**PROMPT**
Rewrite the part of the column on the Left's record between "It seems to" and "redistribution of money.", inclusive, putting "wealth" in place of "money".

**DOCUMENT EXTRACT**
========================================

Yes, your mother was indeed depressed – and who can blame her? It’s absolutely true that people spend ninety percent of their time doing things they don’t want to do. Unless, of course, they’re writers, who are free to do whatever they want. If I don’t feel like answering your question, for example, I can just

July 2005: The ongoing red debate

Crash Random writes: Aren't you too tough on the Left, even if it is one half of a simplistic and overused false dichotomy? Not "much in the way of accomplishments to show for the last fifty years"? Not even in the areas of civil rights, equal treatment of women, equal treatment of racial minorities, tolerance of homosexuality, tolerance of religious minorities, tolerance of unmarried couples, environmental protections, consumer protections, availability of contraception, availability of abortion?

It seems to me that in the last fifty years the "Left," so called, has all but triumphed, on almost every issue not directly involving the redistribution of money.

========================================

**PROVIDED DATA**
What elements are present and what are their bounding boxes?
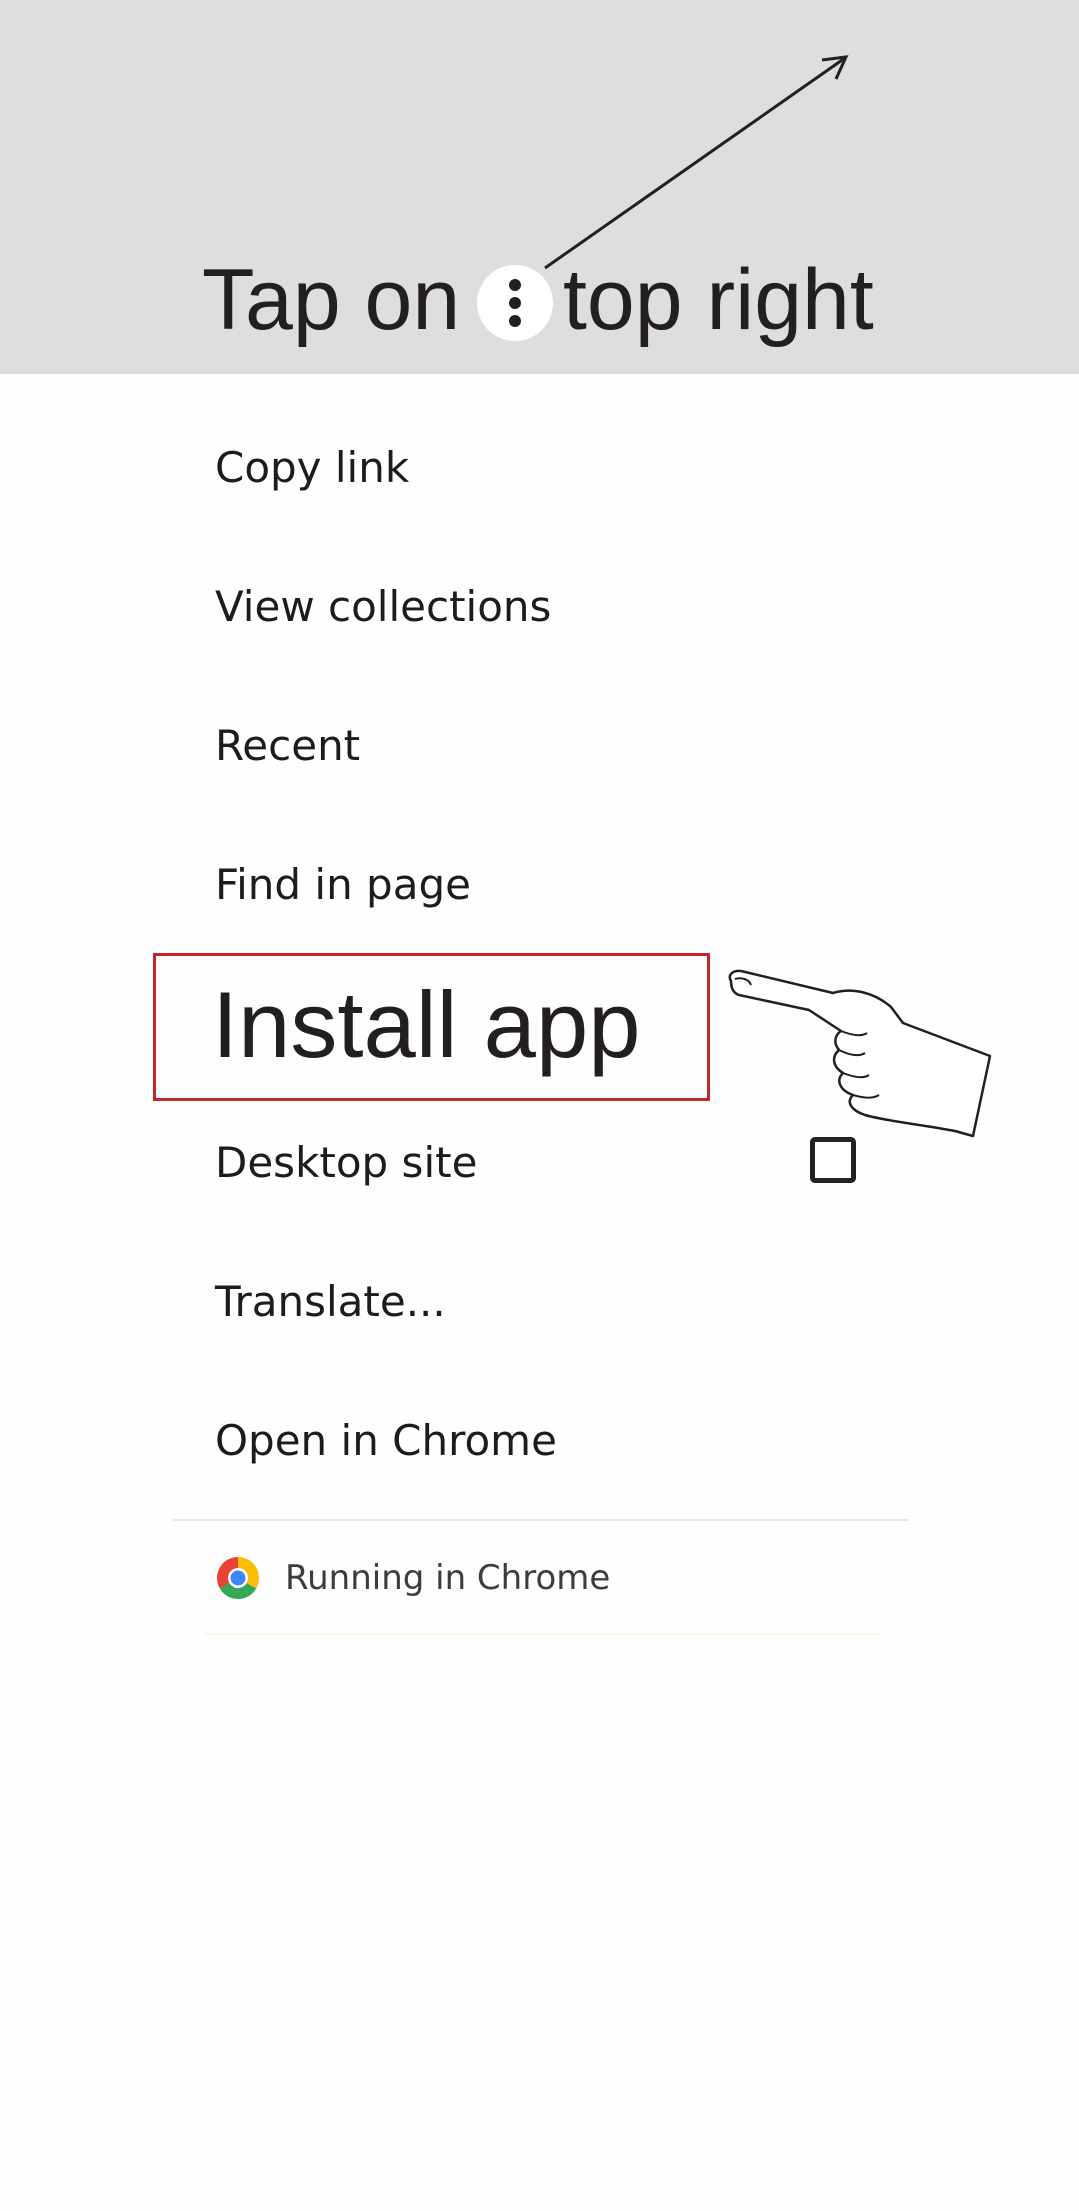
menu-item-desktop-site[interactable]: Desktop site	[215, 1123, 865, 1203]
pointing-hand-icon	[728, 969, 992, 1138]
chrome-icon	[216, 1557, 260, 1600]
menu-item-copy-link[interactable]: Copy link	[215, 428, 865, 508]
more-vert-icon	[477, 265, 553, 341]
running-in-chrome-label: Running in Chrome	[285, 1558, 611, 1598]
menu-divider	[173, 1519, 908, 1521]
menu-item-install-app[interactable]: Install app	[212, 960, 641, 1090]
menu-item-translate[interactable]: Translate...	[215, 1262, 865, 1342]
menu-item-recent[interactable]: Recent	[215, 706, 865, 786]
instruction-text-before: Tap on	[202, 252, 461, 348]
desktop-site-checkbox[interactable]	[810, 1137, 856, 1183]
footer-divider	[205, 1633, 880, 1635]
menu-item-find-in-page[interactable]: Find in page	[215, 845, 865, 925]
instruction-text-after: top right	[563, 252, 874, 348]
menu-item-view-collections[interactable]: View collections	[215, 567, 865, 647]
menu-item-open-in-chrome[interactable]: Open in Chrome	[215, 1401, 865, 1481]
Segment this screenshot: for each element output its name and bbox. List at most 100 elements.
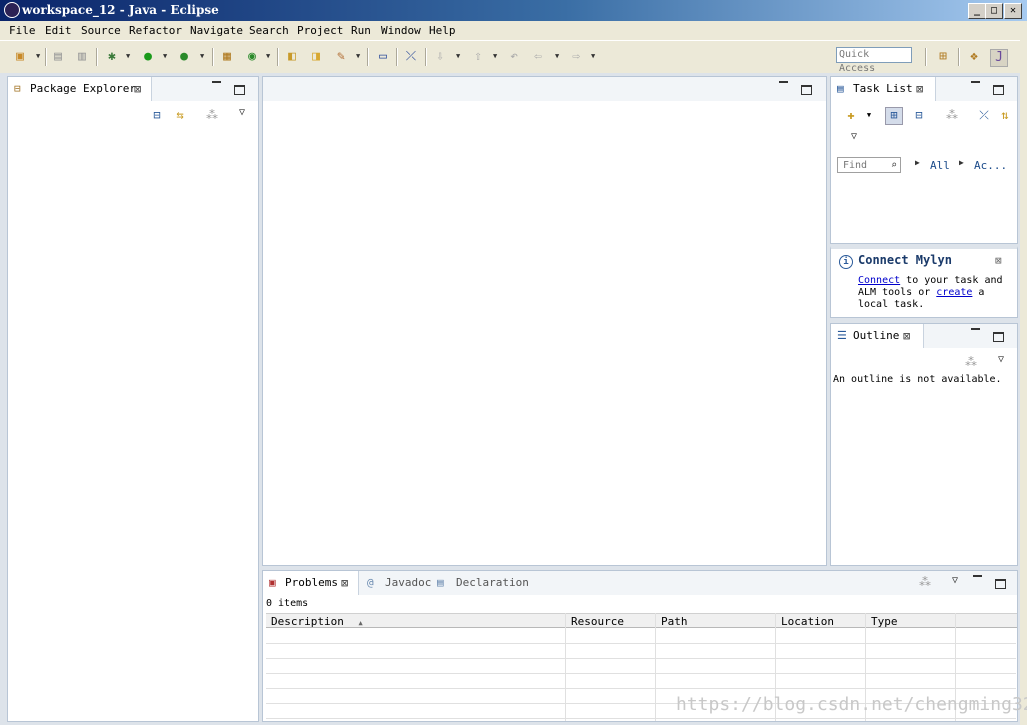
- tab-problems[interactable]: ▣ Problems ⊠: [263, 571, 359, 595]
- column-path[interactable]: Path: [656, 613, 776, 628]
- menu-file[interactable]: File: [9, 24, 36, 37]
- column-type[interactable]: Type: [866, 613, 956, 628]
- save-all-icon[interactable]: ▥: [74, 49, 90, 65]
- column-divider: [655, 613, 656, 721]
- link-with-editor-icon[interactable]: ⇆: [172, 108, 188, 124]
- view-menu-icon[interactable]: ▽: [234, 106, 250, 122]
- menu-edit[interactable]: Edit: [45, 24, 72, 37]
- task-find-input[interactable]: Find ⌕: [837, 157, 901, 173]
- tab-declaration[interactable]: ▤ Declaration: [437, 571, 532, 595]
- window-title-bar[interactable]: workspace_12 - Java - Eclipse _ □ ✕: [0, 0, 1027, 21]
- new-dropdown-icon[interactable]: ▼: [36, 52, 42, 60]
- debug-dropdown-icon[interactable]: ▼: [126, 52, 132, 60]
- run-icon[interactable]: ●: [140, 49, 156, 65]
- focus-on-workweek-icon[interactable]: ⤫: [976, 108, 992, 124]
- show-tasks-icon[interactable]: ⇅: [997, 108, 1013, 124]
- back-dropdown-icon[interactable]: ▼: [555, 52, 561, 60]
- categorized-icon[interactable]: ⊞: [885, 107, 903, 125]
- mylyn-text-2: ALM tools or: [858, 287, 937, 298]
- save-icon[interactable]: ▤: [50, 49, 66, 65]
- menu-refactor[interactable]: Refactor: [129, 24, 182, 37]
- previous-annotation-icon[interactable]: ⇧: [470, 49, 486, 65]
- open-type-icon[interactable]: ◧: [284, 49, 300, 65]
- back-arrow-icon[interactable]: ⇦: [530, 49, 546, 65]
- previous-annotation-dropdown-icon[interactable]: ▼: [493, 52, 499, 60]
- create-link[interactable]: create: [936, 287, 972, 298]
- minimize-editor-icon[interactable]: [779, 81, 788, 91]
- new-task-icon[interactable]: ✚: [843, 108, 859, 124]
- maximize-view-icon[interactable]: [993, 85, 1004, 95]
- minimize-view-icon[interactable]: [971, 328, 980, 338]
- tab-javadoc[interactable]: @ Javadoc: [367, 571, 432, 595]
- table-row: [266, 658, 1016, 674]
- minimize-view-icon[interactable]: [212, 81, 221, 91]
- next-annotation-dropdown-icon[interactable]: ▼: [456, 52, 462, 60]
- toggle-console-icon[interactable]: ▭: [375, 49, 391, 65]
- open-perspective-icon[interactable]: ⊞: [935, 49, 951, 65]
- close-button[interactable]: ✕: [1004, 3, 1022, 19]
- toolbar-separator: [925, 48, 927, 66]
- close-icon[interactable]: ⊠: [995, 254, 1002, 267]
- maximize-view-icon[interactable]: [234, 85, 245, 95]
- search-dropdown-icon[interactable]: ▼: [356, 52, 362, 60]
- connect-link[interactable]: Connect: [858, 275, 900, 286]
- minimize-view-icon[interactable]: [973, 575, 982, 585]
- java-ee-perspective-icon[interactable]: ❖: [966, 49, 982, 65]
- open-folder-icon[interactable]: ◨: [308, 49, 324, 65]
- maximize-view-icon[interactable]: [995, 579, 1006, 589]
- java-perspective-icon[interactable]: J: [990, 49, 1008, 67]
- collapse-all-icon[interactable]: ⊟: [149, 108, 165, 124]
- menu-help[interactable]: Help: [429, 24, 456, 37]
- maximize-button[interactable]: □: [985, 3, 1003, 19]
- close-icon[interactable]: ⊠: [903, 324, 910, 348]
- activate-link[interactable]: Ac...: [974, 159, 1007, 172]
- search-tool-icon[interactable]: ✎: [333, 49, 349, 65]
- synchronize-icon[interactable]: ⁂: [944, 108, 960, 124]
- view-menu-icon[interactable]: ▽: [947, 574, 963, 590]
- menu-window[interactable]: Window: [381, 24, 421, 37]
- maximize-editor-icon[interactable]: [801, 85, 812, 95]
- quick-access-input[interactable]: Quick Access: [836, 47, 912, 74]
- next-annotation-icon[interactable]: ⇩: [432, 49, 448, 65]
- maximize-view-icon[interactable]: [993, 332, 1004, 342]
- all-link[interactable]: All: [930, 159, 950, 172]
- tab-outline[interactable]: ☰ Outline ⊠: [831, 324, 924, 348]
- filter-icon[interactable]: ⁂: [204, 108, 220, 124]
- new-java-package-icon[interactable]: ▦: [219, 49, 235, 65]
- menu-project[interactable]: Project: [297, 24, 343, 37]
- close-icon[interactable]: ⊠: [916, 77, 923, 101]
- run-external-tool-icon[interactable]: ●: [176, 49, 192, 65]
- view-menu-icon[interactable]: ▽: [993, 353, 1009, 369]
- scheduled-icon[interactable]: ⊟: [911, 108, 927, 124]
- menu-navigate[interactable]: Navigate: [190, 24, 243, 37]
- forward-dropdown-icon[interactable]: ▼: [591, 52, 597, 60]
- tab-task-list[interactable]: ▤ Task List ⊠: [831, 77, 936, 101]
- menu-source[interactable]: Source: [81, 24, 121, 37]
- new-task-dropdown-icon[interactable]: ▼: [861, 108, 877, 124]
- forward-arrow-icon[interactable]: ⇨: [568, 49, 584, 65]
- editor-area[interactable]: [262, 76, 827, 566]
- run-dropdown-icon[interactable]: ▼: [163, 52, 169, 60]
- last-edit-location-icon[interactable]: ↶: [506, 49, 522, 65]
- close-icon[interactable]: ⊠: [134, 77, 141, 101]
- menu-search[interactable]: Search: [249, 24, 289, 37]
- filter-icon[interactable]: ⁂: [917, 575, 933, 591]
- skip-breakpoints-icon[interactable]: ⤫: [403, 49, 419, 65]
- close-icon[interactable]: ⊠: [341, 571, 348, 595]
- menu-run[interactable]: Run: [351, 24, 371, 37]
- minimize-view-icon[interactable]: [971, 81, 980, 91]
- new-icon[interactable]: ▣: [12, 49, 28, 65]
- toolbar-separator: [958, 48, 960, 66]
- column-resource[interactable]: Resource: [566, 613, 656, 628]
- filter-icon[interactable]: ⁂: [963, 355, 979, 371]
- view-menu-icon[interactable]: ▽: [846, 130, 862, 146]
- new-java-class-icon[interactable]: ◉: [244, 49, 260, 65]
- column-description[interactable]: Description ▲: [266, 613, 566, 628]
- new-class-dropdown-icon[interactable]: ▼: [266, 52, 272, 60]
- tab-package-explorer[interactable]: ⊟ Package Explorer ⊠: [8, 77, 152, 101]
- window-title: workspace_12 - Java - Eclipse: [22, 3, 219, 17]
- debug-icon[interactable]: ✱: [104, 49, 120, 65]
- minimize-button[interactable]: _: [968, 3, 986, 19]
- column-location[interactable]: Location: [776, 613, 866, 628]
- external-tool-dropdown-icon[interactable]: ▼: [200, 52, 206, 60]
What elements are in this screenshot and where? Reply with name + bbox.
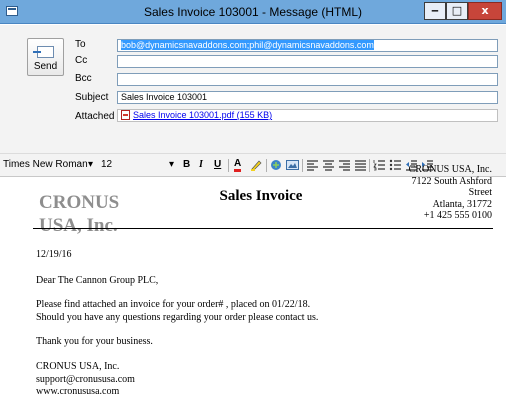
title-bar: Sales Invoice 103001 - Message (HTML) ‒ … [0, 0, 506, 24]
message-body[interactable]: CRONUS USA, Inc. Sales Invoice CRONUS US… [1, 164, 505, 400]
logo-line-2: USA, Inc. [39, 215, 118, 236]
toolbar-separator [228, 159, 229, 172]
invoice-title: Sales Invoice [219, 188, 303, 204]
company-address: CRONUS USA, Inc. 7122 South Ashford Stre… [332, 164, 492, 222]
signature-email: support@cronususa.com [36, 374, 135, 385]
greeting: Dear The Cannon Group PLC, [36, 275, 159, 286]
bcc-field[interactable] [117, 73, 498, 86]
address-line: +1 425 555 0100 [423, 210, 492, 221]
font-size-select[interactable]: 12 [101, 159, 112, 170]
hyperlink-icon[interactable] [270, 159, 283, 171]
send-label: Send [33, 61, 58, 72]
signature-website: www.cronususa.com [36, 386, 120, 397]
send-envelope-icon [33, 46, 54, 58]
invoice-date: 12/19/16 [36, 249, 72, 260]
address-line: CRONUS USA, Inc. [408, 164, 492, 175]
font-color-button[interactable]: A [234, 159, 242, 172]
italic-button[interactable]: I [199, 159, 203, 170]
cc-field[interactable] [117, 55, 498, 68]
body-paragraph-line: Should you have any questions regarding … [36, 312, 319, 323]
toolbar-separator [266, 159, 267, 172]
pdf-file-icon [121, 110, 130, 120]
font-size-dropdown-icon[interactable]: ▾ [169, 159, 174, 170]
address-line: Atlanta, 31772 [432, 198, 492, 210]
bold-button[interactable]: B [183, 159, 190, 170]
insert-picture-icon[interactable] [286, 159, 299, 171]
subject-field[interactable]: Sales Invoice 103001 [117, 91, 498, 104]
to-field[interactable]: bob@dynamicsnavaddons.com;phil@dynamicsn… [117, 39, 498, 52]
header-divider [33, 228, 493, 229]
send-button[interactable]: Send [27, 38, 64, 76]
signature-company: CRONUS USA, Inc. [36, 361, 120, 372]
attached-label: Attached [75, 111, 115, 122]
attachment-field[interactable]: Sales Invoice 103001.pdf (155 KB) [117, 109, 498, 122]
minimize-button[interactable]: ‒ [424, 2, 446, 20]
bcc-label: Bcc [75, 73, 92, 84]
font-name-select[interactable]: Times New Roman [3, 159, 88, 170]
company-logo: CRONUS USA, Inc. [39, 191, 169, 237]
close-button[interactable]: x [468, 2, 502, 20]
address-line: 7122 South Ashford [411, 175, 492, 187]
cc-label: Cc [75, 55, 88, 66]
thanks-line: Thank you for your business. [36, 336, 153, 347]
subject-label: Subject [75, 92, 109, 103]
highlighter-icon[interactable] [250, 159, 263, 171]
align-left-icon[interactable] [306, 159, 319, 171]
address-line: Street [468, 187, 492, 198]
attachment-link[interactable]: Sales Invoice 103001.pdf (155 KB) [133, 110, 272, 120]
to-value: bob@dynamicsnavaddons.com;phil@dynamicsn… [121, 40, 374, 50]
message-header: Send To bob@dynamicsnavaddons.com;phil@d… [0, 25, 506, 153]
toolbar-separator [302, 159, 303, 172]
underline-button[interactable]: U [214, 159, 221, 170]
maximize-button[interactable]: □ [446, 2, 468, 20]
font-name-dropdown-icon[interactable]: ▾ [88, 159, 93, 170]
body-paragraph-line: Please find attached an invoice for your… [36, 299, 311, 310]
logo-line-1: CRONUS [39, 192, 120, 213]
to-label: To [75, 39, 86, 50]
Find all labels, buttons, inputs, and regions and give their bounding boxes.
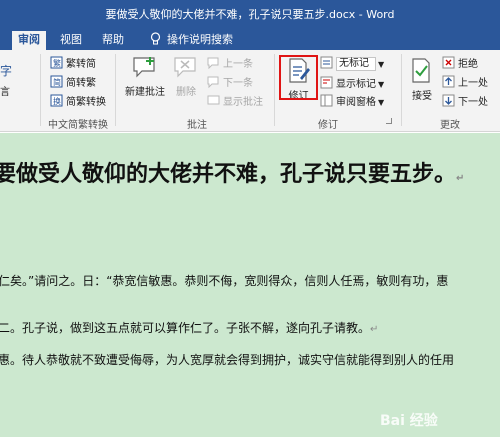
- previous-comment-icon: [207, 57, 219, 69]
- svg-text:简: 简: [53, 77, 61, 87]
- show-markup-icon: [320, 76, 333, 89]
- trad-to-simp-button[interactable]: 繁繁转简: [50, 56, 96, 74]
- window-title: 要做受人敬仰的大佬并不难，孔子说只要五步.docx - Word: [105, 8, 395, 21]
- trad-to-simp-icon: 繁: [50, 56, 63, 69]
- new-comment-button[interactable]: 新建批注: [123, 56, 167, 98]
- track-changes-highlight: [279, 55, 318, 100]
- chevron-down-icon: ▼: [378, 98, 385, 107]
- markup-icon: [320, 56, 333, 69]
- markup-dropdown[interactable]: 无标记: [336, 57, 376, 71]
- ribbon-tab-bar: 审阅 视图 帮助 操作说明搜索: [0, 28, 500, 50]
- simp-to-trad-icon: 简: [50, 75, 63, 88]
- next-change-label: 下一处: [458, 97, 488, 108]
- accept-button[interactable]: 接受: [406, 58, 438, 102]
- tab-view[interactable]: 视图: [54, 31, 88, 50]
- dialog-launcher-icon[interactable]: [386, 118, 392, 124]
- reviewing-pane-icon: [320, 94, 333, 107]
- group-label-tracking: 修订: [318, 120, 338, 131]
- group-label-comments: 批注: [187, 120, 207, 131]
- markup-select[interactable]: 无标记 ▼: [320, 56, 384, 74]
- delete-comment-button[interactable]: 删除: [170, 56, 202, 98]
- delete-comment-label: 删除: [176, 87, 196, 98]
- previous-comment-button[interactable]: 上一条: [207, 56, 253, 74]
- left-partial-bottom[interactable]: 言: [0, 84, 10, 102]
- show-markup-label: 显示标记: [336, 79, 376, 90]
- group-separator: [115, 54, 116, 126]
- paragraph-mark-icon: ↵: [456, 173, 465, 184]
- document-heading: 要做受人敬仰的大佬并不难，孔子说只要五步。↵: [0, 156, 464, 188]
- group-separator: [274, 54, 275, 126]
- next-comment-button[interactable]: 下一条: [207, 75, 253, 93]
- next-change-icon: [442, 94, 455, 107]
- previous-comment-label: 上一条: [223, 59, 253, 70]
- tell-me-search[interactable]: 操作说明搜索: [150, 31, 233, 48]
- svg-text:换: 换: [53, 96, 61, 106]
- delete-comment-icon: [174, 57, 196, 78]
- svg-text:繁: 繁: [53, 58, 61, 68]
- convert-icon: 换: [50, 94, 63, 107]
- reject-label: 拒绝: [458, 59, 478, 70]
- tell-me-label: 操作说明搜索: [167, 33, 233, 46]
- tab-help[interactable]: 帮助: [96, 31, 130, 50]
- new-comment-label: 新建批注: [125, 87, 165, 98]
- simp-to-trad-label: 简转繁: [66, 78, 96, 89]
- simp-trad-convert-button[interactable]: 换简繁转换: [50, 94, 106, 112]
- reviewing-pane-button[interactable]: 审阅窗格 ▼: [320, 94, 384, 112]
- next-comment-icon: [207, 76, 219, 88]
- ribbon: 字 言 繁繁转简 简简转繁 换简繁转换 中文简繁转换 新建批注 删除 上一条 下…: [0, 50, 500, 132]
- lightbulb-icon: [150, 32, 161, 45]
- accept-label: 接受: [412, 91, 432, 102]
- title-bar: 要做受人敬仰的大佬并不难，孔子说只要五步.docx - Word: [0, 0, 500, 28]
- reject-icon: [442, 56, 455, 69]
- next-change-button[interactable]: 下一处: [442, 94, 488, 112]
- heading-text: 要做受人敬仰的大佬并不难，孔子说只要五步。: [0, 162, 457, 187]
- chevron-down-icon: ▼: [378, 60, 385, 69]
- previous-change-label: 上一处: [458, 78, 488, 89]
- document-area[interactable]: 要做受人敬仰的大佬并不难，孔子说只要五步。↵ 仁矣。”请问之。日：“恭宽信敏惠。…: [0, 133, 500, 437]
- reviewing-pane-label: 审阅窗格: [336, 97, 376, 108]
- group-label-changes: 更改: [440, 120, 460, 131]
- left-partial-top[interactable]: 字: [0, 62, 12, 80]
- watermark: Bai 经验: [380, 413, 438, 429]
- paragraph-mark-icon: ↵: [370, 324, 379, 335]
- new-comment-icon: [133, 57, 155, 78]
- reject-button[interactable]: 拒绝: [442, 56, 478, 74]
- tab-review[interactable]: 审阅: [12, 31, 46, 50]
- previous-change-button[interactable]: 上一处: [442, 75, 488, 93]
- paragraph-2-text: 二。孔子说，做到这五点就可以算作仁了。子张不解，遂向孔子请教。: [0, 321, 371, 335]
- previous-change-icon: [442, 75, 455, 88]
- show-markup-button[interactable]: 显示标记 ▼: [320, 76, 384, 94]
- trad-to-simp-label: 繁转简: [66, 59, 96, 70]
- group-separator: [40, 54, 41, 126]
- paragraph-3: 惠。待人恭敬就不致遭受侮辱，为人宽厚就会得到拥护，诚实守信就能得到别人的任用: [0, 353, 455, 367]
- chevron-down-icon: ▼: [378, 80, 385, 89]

========================================

**THE REPLY**
It seems to me that in the last fifty years the "Left," so called, has all but triumphed, on almost every issue not directly involving the redistribution of wealth.